- **WHAT IS ASKED**
Below are the records; copy each line in them that holds the word "Registry".

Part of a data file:
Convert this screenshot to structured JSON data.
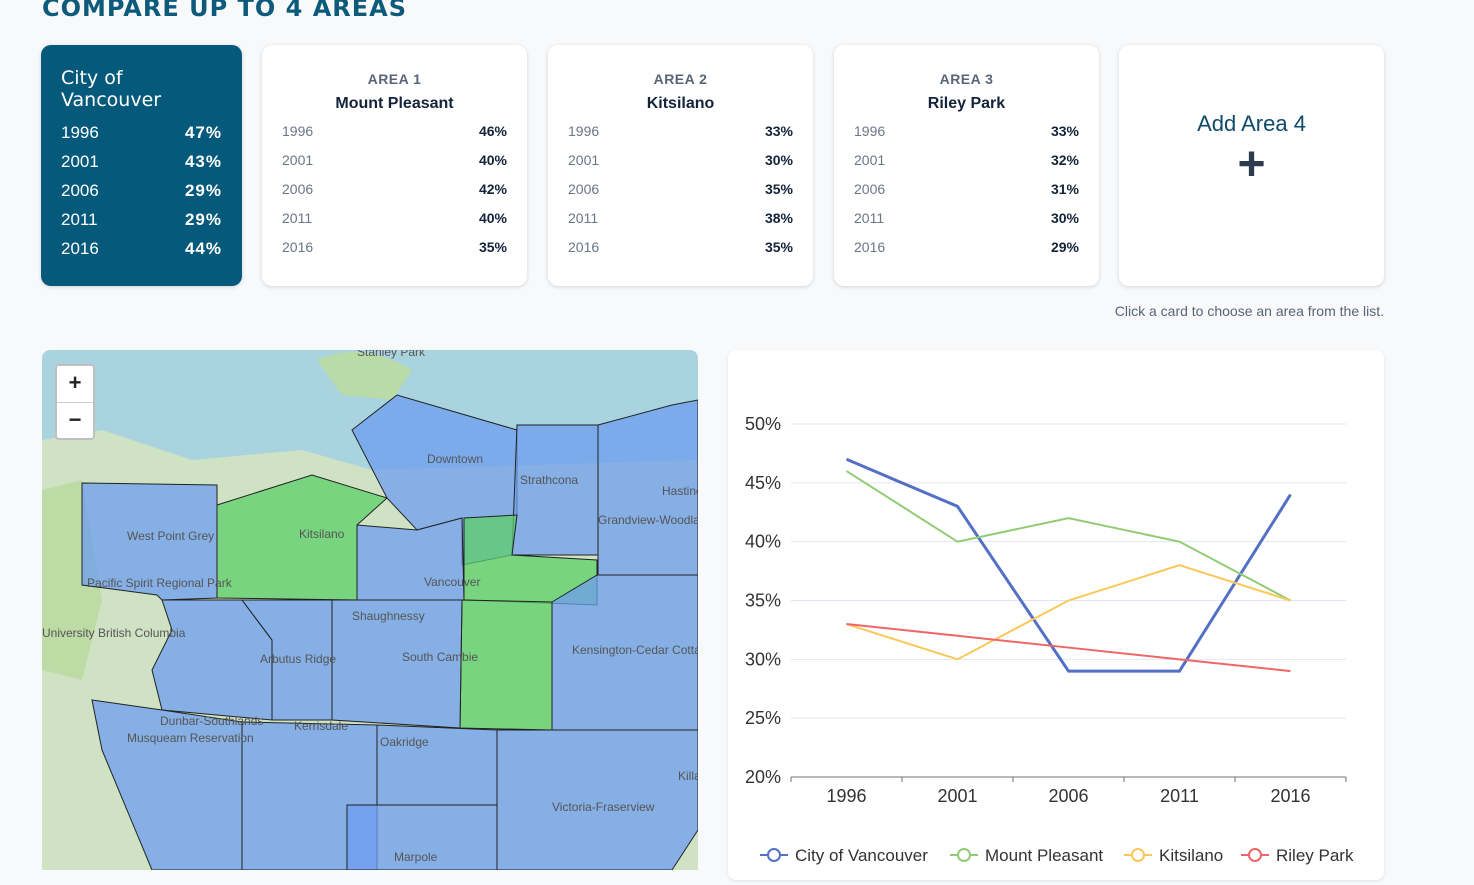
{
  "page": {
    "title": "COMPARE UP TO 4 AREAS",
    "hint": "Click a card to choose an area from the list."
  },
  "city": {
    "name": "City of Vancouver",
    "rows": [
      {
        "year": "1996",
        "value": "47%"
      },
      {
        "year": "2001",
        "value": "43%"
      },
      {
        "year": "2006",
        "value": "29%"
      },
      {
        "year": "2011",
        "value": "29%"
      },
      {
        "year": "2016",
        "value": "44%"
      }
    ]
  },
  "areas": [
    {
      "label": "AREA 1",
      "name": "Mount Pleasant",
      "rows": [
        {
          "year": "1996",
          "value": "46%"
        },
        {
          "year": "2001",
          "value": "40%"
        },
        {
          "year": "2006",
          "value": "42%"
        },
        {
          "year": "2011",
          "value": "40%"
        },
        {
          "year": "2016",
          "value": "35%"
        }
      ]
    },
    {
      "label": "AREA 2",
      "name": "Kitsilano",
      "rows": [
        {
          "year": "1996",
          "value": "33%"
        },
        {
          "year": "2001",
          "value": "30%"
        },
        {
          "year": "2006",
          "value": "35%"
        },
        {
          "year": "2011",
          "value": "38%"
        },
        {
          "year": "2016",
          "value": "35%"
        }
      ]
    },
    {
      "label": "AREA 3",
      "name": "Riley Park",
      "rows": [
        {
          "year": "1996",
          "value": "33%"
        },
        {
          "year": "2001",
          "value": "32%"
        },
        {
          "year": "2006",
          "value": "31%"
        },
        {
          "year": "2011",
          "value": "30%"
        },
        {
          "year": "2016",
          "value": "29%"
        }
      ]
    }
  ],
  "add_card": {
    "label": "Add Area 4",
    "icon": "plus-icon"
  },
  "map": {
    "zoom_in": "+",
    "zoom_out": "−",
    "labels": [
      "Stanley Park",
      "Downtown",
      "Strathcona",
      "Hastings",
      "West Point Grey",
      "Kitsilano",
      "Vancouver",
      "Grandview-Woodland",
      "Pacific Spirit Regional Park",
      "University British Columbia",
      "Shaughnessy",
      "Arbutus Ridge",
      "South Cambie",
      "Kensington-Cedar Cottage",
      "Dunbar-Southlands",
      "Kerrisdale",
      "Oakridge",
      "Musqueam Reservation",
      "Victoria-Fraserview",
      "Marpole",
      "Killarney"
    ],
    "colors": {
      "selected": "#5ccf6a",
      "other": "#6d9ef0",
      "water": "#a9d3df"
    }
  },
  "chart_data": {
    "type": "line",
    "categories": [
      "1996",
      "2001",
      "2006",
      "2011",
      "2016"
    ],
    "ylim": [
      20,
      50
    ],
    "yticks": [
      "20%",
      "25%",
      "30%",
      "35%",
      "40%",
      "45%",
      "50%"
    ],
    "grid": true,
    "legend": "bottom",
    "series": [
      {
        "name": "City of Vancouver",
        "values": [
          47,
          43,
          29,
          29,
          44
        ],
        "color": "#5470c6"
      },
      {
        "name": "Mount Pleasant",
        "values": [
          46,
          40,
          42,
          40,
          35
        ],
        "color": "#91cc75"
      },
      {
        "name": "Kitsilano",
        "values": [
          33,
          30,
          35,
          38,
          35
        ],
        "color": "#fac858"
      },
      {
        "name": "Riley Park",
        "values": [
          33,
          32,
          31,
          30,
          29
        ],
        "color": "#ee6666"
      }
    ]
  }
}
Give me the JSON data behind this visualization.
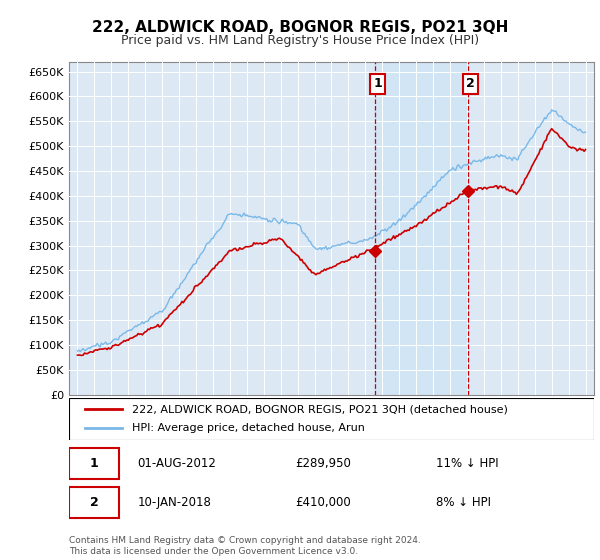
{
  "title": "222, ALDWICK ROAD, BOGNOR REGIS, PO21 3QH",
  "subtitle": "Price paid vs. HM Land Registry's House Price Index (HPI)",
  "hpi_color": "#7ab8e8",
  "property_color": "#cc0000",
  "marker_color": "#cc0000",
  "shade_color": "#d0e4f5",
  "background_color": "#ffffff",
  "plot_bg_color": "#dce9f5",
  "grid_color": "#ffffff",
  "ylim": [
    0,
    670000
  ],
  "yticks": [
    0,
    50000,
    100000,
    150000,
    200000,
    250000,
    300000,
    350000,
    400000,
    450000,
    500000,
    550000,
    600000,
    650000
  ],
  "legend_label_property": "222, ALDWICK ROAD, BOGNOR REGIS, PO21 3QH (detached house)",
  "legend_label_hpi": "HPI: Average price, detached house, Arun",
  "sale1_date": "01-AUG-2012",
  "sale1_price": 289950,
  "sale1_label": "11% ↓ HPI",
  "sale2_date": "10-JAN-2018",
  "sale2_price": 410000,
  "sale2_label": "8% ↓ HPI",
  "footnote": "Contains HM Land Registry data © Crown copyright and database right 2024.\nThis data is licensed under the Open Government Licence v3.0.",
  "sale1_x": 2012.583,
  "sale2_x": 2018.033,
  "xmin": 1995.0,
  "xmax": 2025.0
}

* * *

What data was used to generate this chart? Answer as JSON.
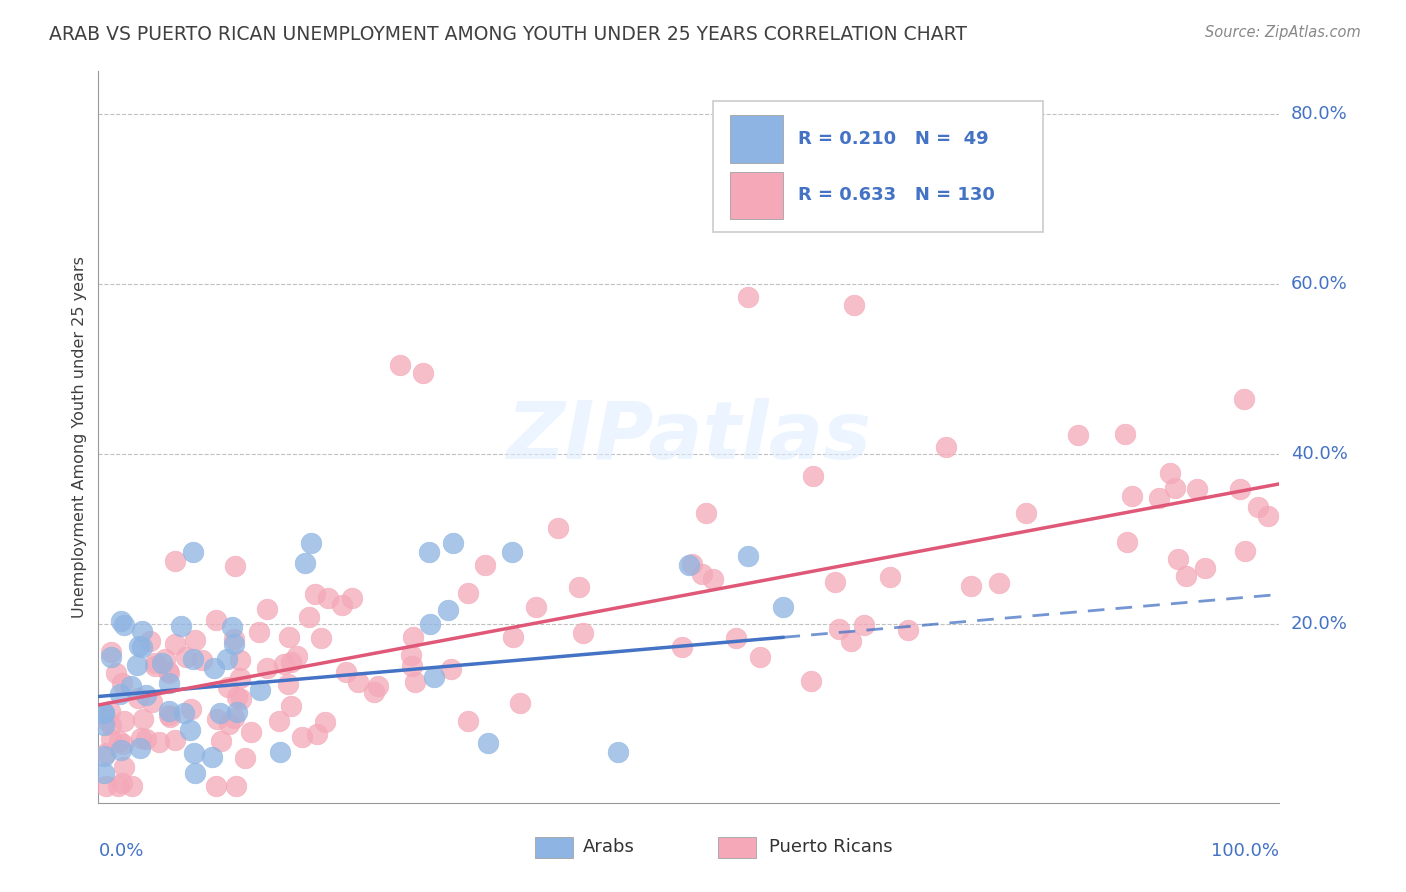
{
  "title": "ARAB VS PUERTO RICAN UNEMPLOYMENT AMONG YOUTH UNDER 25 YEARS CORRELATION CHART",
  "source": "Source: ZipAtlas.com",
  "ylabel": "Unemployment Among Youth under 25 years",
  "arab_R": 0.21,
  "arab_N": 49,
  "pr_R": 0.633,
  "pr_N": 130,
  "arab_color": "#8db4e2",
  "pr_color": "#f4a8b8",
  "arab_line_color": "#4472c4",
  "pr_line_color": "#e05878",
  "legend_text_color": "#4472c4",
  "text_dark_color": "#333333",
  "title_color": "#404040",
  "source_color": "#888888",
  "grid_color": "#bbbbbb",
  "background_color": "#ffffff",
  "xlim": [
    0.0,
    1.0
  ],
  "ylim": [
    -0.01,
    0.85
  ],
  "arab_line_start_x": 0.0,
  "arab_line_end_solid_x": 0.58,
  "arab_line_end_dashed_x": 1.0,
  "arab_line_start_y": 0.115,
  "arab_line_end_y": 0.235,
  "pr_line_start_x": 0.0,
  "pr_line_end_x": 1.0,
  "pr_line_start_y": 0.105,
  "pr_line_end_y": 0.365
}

...

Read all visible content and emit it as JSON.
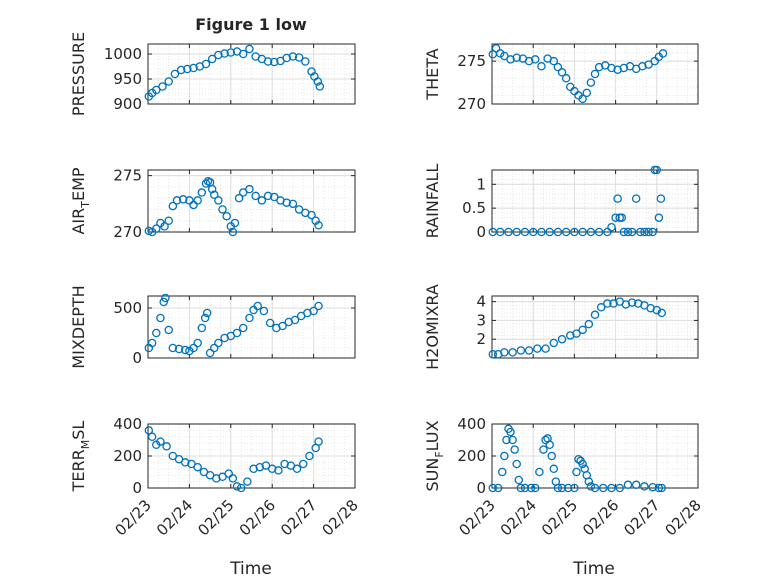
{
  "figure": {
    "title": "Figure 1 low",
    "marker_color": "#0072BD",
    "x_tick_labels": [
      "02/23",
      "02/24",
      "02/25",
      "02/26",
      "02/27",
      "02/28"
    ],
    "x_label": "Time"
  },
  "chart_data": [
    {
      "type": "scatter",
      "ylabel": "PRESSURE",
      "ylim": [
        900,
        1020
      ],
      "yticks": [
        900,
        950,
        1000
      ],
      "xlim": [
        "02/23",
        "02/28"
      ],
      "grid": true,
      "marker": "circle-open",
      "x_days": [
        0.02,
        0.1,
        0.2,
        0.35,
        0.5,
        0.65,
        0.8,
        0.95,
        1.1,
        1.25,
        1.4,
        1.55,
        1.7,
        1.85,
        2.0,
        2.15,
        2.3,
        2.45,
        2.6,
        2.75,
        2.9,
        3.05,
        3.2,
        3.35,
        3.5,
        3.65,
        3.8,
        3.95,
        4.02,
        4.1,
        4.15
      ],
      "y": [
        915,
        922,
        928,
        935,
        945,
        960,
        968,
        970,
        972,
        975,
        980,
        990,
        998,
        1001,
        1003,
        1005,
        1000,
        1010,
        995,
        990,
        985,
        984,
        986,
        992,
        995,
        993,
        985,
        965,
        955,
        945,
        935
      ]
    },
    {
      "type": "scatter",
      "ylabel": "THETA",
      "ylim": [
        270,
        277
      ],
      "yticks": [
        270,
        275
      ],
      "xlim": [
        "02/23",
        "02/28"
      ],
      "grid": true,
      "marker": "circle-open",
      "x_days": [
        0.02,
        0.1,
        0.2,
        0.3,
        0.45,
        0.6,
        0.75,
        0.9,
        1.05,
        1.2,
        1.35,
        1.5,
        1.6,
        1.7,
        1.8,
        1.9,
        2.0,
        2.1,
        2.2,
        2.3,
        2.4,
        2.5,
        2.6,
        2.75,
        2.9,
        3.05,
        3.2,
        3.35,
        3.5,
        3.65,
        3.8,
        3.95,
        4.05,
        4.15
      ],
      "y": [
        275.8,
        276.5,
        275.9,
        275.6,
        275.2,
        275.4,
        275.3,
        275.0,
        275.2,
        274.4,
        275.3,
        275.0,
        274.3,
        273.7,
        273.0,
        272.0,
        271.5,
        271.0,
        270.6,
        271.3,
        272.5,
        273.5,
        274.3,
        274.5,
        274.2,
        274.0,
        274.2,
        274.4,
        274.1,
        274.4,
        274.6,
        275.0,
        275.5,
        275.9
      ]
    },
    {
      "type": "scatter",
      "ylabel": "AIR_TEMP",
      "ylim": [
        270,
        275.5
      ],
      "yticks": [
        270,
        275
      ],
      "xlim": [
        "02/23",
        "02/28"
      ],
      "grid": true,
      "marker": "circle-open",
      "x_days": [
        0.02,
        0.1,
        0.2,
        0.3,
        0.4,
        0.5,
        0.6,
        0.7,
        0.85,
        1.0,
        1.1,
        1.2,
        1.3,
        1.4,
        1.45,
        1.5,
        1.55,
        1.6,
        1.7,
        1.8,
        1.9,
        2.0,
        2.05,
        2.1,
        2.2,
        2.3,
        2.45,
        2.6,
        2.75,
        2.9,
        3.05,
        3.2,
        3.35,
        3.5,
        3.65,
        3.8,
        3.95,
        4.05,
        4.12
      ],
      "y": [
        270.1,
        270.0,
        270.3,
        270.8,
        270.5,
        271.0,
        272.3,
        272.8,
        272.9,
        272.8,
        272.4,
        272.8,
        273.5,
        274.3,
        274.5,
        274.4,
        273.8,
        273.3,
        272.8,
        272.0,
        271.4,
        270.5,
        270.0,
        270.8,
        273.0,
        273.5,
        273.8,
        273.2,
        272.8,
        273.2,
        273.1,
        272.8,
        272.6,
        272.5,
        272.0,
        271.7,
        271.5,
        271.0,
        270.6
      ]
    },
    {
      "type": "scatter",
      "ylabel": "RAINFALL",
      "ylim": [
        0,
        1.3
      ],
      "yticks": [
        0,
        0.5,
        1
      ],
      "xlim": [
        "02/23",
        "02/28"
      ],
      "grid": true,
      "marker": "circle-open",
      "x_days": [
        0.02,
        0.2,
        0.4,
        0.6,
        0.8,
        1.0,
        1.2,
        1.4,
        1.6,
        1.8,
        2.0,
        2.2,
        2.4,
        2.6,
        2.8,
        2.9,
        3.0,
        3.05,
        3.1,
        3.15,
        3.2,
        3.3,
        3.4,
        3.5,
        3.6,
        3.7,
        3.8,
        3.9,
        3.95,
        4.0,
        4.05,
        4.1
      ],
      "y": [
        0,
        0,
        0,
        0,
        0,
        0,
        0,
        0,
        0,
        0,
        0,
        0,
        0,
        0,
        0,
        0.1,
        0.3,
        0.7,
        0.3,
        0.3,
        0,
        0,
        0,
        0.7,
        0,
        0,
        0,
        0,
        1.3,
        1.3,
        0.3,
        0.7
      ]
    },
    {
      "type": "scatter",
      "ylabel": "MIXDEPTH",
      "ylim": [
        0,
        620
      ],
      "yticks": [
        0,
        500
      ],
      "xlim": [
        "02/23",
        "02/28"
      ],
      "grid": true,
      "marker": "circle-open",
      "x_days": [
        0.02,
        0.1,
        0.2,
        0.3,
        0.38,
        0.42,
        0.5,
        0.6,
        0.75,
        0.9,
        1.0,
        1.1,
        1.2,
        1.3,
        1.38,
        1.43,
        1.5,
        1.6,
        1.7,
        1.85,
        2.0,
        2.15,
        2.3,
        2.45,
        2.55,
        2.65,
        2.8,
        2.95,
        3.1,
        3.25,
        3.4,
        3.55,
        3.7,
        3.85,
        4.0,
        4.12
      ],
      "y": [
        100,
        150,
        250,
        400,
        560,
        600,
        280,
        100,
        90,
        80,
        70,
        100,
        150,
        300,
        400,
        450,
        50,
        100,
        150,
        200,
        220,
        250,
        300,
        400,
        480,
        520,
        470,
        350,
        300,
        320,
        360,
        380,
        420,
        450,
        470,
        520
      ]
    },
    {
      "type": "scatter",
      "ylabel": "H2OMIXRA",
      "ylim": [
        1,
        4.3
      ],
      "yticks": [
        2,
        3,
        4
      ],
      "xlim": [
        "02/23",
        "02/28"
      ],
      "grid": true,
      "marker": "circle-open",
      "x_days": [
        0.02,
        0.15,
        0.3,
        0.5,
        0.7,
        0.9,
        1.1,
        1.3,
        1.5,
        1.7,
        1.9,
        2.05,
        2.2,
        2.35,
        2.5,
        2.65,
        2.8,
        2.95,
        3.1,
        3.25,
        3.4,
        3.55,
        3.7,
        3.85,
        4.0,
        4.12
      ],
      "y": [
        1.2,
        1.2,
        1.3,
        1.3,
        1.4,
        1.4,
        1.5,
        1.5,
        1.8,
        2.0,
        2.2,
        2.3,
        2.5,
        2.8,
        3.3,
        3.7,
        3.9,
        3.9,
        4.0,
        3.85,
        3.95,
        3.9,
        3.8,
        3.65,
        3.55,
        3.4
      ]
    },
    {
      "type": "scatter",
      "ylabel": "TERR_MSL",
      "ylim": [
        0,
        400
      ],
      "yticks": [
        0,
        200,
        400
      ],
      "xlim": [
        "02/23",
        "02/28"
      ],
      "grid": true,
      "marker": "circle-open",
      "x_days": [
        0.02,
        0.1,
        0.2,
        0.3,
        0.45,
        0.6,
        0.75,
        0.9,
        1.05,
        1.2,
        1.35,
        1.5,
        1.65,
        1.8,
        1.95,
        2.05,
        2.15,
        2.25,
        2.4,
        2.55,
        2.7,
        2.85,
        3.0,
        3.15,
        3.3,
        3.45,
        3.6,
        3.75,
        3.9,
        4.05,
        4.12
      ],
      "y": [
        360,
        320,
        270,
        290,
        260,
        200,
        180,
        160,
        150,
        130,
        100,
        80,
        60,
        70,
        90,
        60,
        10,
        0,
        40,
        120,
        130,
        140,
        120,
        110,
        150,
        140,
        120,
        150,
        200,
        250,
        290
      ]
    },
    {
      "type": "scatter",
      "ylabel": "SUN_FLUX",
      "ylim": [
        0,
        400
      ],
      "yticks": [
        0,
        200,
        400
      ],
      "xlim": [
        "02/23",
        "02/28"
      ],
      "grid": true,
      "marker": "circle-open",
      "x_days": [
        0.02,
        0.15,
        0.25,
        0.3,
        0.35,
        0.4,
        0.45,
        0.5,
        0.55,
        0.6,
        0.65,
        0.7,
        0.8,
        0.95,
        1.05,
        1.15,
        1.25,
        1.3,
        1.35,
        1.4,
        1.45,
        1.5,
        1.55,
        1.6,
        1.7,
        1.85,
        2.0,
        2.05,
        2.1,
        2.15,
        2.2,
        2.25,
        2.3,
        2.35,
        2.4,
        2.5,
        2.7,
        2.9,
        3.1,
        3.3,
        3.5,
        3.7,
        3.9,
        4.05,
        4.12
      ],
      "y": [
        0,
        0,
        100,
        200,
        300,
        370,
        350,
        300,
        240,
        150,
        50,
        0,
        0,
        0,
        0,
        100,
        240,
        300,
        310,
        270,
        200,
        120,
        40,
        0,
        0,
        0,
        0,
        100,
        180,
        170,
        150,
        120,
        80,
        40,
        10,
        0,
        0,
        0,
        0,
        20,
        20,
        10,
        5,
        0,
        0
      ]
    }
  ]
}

- **REPLY TO THE TASK**
  "subtitle": "Price paid vs. HM Land Registry's House Price Index (HPI)",
  "footnote": "Contains HM Land Registry data © Crown copyright and database right 2024.\nThis data is licensed under the Open Government Licence v3.0.",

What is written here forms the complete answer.